- Exercise goal: For the entries that follow, report how many lines include the word "Vietnam" and add nothing.

======== Dataset content

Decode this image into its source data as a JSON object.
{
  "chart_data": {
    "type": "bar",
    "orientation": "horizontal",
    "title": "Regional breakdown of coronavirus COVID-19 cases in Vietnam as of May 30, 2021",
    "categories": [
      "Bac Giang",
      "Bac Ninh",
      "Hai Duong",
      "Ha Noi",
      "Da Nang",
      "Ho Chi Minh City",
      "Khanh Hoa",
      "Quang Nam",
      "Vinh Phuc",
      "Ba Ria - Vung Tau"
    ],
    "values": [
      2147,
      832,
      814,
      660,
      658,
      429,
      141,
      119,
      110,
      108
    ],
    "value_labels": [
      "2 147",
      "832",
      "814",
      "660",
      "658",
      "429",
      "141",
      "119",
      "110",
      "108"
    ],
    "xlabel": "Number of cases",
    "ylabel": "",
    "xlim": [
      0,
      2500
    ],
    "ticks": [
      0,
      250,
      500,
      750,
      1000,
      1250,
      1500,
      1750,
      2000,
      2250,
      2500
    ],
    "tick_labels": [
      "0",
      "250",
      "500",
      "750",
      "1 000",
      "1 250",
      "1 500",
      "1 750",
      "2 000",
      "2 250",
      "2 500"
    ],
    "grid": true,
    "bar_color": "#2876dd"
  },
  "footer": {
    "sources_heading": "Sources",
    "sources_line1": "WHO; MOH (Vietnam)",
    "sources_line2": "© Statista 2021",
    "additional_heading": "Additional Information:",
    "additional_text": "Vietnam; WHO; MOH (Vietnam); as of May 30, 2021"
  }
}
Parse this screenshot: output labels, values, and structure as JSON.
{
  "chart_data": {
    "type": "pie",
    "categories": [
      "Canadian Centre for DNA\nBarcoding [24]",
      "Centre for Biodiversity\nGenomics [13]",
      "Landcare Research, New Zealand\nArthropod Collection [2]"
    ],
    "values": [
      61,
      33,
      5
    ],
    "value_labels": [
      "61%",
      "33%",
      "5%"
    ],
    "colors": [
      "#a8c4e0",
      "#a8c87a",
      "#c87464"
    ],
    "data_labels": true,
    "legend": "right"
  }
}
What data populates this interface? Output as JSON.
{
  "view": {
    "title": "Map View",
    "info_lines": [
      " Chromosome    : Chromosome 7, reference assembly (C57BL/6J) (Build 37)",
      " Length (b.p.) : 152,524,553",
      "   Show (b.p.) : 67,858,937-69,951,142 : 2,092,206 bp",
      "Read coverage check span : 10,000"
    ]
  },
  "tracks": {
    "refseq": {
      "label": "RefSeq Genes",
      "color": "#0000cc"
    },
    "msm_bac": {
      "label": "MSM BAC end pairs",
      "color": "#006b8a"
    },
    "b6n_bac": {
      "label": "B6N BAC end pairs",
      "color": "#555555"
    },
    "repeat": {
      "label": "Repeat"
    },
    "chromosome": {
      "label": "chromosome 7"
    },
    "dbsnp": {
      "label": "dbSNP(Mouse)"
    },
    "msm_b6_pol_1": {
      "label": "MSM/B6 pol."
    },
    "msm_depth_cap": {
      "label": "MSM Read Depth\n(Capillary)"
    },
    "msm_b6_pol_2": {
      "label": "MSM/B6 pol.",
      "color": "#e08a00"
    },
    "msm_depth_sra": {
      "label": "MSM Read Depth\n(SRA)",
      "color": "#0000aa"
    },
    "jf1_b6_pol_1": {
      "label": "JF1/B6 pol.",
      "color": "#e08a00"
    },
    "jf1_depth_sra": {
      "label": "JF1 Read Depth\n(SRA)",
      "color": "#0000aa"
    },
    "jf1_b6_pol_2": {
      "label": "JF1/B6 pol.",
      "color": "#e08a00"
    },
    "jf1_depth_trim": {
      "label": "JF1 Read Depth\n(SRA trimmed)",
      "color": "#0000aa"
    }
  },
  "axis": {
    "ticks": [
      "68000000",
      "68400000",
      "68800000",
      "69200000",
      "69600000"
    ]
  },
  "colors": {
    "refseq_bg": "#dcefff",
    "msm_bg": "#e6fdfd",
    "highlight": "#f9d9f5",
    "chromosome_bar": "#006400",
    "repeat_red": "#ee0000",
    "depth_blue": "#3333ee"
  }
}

================

- Result below: 3